WRITTEN PROBLEM: Make an exact copy of the records, with the images left out.

DATASET:

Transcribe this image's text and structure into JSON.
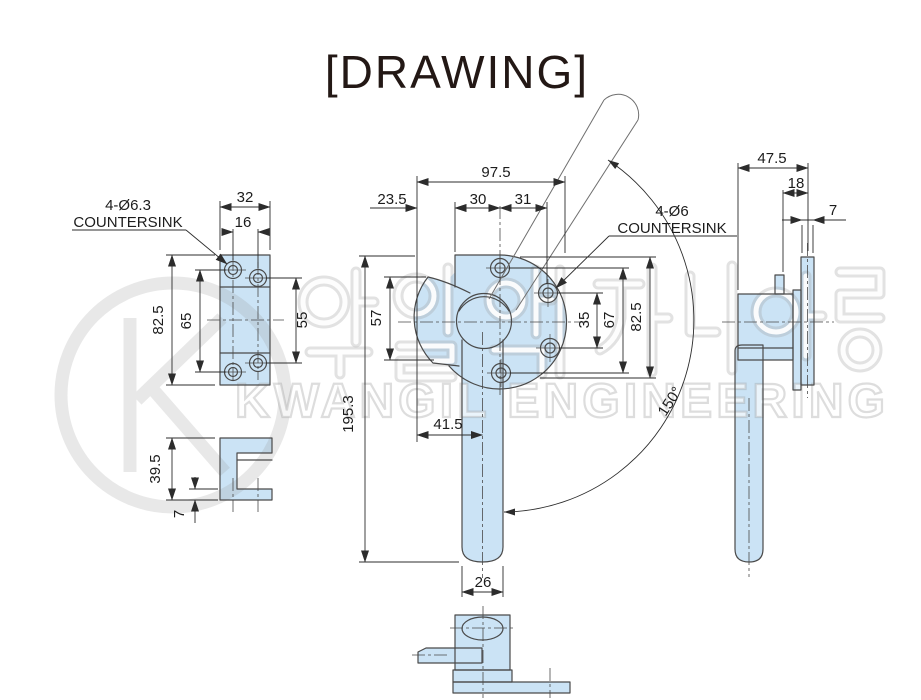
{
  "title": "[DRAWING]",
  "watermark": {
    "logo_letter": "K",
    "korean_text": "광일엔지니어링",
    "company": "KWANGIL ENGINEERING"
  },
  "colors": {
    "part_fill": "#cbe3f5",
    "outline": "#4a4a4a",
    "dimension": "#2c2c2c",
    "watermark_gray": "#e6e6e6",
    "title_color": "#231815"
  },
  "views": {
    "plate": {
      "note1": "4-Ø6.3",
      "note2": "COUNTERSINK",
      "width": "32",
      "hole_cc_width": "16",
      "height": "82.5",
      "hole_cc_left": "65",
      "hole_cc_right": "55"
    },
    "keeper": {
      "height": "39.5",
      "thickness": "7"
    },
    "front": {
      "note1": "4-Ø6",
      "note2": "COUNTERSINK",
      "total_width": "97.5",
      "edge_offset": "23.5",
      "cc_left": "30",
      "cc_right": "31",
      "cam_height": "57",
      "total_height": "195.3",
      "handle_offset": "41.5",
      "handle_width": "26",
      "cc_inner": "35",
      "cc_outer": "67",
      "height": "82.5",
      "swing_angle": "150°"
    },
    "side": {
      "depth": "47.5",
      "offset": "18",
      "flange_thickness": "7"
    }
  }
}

EXERCISE RESPONSE:
Transcribe this image's text and structure into JSON.
{
  "title": "[DRAWING]",
  "watermark": {
    "logo_letter": "K",
    "korean_text": "광일엔지니어링",
    "company": "KWANGIL ENGINEERING"
  },
  "colors": {
    "part_fill": "#cbe3f5",
    "outline": "#4a4a4a",
    "dimension": "#2c2c2c",
    "watermark_gray": "#e6e6e6",
    "title_color": "#231815"
  },
  "views": {
    "plate": {
      "note1": "4-Ø6.3",
      "note2": "COUNTERSINK",
      "width": "32",
      "hole_cc_width": "16",
      "height": "82.5",
      "hole_cc_left": "65",
      "hole_cc_right": "55"
    },
    "keeper": {
      "height": "39.5",
      "thickness": "7"
    },
    "front": {
      "note1": "4-Ø6",
      "note2": "COUNTERSINK",
      "total_width": "97.5",
      "edge_offset": "23.5",
      "cc_left": "30",
      "cc_right": "31",
      "cam_height": "57",
      "total_height": "195.3",
      "handle_offset": "41.5",
      "handle_width": "26",
      "cc_inner": "35",
      "cc_outer": "67",
      "height": "82.5",
      "swing_angle": "150°"
    },
    "side": {
      "depth": "47.5",
      "offset": "18",
      "flange_thickness": "7"
    }
  }
}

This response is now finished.